- [Dataset records]:

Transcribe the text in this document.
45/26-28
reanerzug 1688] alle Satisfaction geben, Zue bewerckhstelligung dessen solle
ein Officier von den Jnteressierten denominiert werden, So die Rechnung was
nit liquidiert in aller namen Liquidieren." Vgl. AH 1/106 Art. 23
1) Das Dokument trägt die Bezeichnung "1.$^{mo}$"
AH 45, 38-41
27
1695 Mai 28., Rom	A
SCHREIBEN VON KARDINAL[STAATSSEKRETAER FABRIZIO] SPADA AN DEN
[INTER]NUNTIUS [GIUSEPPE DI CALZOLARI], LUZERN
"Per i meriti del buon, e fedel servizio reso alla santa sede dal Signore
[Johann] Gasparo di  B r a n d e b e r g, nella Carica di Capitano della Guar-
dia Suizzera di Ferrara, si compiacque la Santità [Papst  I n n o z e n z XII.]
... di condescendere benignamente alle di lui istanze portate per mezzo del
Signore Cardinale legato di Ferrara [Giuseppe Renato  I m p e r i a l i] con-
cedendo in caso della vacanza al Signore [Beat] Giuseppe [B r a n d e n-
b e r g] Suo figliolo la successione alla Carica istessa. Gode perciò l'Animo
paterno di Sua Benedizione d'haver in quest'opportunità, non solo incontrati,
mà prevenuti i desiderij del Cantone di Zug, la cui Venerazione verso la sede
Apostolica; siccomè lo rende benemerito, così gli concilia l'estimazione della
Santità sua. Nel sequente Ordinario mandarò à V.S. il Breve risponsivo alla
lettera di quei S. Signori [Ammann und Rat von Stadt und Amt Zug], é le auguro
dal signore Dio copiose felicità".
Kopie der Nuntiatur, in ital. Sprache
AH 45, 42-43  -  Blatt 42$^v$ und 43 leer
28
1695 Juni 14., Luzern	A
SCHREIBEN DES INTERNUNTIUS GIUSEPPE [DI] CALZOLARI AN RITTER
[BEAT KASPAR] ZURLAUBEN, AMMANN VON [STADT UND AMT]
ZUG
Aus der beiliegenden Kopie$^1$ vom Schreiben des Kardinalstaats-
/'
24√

- [What you need to do]: Set down the listing above in full, please, exactly as it appears.

- [Solution for this exercise]:
Transcribe the text in this document.
45/26-28
reanerzug 1688] alle Satisfaction geben, Zue bewerckhstelligung dessen solle
ein Officier von den Jnteressierten denominiert werden, So die Rechnung was
nit liquidiert in aller namen Liquidieren." Vgl. AH 1/106 Art. 23
1) Das Dokument trägt die Bezeichnung "1.$^{mo}$"
AH 45, 38-41
27
1695 Mai 28., Rom	A
SCHREIBEN VON KARDINAL[STAATSSEKRETAER FABRIZIO] SPADA AN DEN
[INTER]NUNTIUS [GIUSEPPE DI CALZOLARI], LUZERN
"Per i meriti del buon, e fedel servizio reso alla santa sede dal Signore
[Johann] Gasparo di  B r a n d e b e r g, nella Carica di Capitano della Guar-
dia Suizzera di Ferrara, si compiacque la Santità [Papst  I n n o z e n z XII.]
... di condescendere benignamente alle di lui istanze portate per mezzo del
Signore Cardinale legato di Ferrara [Giuseppe Renato  I m p e r i a l i] con-
cedendo in caso della vacanza al Signore [Beat] Giuseppe [B r a n d e n-
b e r g] Suo figliolo la successione alla Carica istessa. Gode perciò l'Animo
paterno di Sua Benedizione d'haver in quest'opportunità, non solo incontrati,
mà prevenuti i desiderij del Cantone di Zug, la cui Venerazione verso la sede
Apostolica; siccomè lo rende benemerito, così gli concilia l'estimazione della
Santità sua. Nel sequente Ordinario mandarò à V.S. il Breve risponsivo alla
lettera di quei S. Signori [Ammann und Rat von Stadt und Amt Zug], é le auguro
dal signore Dio copiose felicità".
Kopie der Nuntiatur, in ital. Sprache
AH 45, 42-43  -  Blatt 42$^v$ und 43 leer
28
1695 Juni 14., Luzern	A
SCHREIBEN DES INTERNUNTIUS GIUSEPPE [DI] CALZOLARI AN RITTER
[BEAT KASPAR] ZURLAUBEN, AMMANN VON [STADT UND AMT]
ZUG
Aus der beiliegenden Kopie$^1$ vom Schreiben des Kardinalstaats-
/'
24√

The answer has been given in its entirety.